_WORK TO COMPLETE_
Write down every entry below once more, exactly.

Some records

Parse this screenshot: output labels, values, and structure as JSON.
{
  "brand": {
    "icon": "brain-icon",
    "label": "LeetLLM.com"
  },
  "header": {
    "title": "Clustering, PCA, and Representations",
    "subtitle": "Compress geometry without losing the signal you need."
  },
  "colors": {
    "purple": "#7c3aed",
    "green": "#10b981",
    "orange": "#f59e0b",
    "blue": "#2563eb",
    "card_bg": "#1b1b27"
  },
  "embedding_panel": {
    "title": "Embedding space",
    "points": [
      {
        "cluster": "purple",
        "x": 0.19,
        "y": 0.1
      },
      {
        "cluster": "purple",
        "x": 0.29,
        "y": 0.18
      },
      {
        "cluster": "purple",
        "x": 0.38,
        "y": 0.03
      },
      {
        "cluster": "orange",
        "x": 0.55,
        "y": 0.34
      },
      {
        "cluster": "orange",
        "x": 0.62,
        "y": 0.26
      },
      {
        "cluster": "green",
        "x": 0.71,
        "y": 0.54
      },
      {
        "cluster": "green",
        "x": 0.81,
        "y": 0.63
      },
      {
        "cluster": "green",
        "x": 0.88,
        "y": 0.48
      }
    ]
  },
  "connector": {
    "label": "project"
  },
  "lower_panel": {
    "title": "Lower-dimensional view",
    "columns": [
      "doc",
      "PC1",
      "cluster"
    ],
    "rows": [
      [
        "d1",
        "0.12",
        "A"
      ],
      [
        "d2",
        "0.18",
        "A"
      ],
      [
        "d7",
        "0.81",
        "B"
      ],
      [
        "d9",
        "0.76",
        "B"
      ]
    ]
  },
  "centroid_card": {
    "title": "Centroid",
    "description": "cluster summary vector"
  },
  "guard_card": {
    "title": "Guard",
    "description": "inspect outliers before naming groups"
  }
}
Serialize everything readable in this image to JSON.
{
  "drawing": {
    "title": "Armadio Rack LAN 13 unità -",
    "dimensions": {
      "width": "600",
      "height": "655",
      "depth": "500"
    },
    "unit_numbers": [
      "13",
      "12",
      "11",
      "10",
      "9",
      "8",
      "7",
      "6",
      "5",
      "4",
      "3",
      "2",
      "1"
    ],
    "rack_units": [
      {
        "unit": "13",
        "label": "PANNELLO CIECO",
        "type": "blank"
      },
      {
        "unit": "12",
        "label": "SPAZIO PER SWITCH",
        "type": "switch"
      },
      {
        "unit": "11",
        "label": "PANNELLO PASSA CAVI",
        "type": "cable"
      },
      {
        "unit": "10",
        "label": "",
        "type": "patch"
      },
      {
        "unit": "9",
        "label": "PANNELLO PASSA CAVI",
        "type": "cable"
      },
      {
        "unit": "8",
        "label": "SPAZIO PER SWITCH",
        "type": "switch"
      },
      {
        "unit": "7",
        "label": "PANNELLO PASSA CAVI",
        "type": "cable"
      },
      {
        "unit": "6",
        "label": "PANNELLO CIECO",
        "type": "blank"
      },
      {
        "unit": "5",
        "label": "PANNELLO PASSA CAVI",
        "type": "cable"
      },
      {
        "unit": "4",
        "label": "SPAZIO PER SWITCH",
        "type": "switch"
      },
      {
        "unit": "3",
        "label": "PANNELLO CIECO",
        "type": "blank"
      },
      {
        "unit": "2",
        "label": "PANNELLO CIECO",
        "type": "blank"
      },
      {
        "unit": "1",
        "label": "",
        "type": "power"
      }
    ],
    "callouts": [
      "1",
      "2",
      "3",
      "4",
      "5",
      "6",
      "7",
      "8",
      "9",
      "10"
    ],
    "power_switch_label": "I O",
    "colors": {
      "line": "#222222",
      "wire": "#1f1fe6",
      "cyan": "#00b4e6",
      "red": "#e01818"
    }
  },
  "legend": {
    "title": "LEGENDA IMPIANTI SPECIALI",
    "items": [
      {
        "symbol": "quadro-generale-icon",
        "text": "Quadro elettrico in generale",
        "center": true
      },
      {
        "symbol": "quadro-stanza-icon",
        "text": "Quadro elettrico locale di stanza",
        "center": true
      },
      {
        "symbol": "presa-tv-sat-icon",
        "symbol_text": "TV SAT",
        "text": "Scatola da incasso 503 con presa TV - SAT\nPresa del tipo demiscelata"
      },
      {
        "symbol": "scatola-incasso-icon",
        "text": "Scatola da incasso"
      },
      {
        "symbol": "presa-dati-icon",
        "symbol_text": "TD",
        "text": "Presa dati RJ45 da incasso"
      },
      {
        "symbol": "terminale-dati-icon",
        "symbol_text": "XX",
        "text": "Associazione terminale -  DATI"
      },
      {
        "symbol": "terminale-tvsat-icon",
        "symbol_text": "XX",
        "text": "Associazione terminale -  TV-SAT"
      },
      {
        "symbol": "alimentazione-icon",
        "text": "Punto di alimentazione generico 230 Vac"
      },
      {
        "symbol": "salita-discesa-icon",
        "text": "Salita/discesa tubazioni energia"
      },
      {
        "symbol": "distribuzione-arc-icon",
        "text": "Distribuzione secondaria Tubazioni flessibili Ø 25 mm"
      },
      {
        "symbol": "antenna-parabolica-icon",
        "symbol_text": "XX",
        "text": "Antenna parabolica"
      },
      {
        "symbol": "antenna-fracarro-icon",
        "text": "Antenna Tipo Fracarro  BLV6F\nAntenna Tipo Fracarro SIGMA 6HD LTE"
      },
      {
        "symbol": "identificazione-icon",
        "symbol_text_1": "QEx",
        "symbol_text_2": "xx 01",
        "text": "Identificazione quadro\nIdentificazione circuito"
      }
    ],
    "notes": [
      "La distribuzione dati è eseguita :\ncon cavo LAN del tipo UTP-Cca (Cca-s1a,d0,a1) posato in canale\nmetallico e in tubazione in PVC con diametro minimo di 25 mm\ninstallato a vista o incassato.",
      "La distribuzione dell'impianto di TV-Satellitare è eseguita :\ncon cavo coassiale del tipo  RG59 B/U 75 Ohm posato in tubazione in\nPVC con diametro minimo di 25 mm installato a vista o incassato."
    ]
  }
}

_TASK OUTPUT_
Parse this screenshot: output labels, values, and structure as JSON.
{
  "brand": {
    "icon": "brain-icon",
    "label": "LeetLLM.com"
  },
  "header": {
    "title": "Clustering, PCA, and Representations",
    "subtitle": "Compress geometry without losing the signal you need."
  },
  "colors": {
    "purple": "#7c3aed",
    "green": "#10b981",
    "orange": "#f59e0b",
    "blue": "#2563eb",
    "card_bg": "#1b1b27"
  },
  "embedding_panel": {
    "title": "Embedding space",
    "points": [
      {
        "cluster": "purple",
        "x": 0.19,
        "y": 0.1
      },
      {
        "cluster": "purple",
        "x": 0.29,
        "y": 0.18
      },
      {
        "cluster": "purple",
        "x": 0.38,
        "y": 0.03
      },
      {
        "cluster": "orange",
        "x": 0.55,
        "y": 0.34
      },
      {
        "cluster": "orange",
        "x": 0.62,
        "y": 0.26
      },
      {
        "cluster": "green",
        "x": 0.71,
        "y": 0.54
      },
      {
        "cluster": "green",
        "x": 0.81,
        "y": 0.63
      },
      {
        "cluster": "green",
        "x": 0.88,
        "y": 0.48
      }
    ]
  },
  "connector": {
    "label": "project"
  },
  "lower_panel": {
    "title": "Lower-dimensional view",
    "columns": [
      "doc",
      "PC1",
      "cluster"
    ],
    "rows": [
      [
        "d1",
        "0.12",
        "A"
      ],
      [
        "d2",
        "0.18",
        "A"
      ],
      [
        "d7",
        "0.81",
        "B"
      ],
      [
        "d9",
        "0.76",
        "B"
      ]
    ]
  },
  "centroid_card": {
    "title": "Centroid",
    "description": "cluster summary vector"
  },
  "guard_card": {
    "title": "Guard",
    "description": "inspect outliers before naming groups"
  }
}
Serialize everything readable in this image to JSON.
{
  "drawing": {
    "title": "Armadio Rack LAN 13 unità -",
    "dimensions": {
      "width": "600",
      "height": "655",
      "depth": "500"
    },
    "unit_numbers": [
      "13",
      "12",
      "11",
      "10",
      "9",
      "8",
      "7",
      "6",
      "5",
      "4",
      "3",
      "2",
      "1"
    ],
    "rack_units": [
      {
        "unit": "13",
        "label": "PANNELLO CIECO",
        "type": "blank"
      },
      {
        "unit": "12",
        "label": "SPAZIO PER SWITCH",
        "type": "switch"
      },
      {
        "unit": "11",
        "label": "PANNELLO PASSA CAVI",
        "type": "cable"
      },
      {
        "unit": "10",
        "label": "",
        "type": "patch"
      },
      {
        "unit": "9",
        "label": "PANNELLO PASSA CAVI",
        "type": "cable"
      },
      {
        "unit": "8",
        "label": "SPAZIO PER SWITCH",
        "type": "switch"
      },
      {
        "unit": "7",
        "label": "PANNELLO PASSA CAVI",
        "type": "cable"
      },
      {
        "unit": "6",
        "label": "PANNELLO CIECO",
        "type": "blank"
      },
      {
        "unit": "5",
        "label": "PANNELLO PASSA CAVI",
        "type": "cable"
      },
      {
        "unit": "4",
        "label": "SPAZIO PER SWITCH",
        "type": "switch"
      },
      {
        "unit": "3",
        "label": "PANNELLO CIECO",
        "type": "blank"
      },
      {
        "unit": "2",
        "label": "PANNELLO CIECO",
        "type": "blank"
      },
      {
        "unit": "1",
        "label": "",
        "type": "power"
      }
    ],
    "callouts": [
      "1",
      "2",
      "3",
      "4",
      "5",
      "6",
      "7",
      "8",
      "9",
      "10"
    ],
    "power_switch_label": "I O",
    "colors": {
      "line": "#222222",
      "wire": "#1f1fe6",
      "cyan": "#00b4e6",
      "red": "#e01818"
    }
  },
  "legend": {
    "title": "LEGENDA IMPIANTI SPECIALI",
    "items": [
      {
        "symbol": "quadro-generale-icon",
        "text": "Quadro elettrico in generale",
        "center": true
      },
      {
        "symbol": "quadro-stanza-icon",
        "text": "Quadro elettrico locale di stanza",
        "center": true
      },
      {
        "symbol": "presa-tv-sat-icon",
        "symbol_text": "TV SAT",
        "text": "Scatola da incasso 503 con presa TV - SAT\nPresa del tipo demiscelata"
      },
      {
        "symbol": "scatola-incasso-icon",
        "text": "Scatola da incasso"
      },
      {
        "symbol": "presa-dati-icon",
        "symbol_text": "TD",
        "text": "Presa dati RJ45 da incasso"
      },
      {
        "symbol": "terminale-dati-icon",
        "symbol_text": "XX",
        "text": "Associazione terminale -  DATI"
      },
      {
        "symbol": "terminale-tvsat-icon",
        "symbol_text": "XX",
        "text": "Associazione terminale -  TV-SAT"
      },
      {
        "symbol": "alimentazione-icon",
        "text": "Punto di alimentazione generico 230 Vac"
      },
      {
        "symbol": "salita-discesa-icon",
        "text": "Salita/discesa tubazioni energia"
      },
      {
        "symbol": "distribuzione-arc-icon",
        "text": "Distribuzione secondaria Tubazioni flessibili Ø 25 mm"
      },
      {
        "symbol": "antenna-parabolica-icon",
        "symbol_text": "XX",
        "text": "Antenna parabolica"
      },
      {
        "symbol": "antenna-fracarro-icon",
        "text": "Antenna Tipo Fracarro  BLV6F\nAntenna Tipo Fracarro SIGMA 6HD LTE"
      },
      {
        "symbol": "identificazione-icon",
        "symbol_text_1": "QEx",
        "symbol_text_2": "xx 01",
        "text": "Identificazione quadro\nIdentificazione circuito"
      }
    ],
    "notes": [
      "La distribuzione dati è eseguita :\ncon cavo LAN del tipo UTP-Cca (Cca-s1a,d0,a1) posato in canale\nmetallico e in tubazione in PVC con diametro minimo di 25 mm\ninstallato a vista o incassato.",
      "La distribuzione dell'impianto di TV-Satellitare è eseguita :\ncon cavo coassiale del tipo  RG59 B/U 75 Ohm posato in tubazione in\nPVC con diametro minimo di 25 mm installato a vista o incassato."
    ]
  }
}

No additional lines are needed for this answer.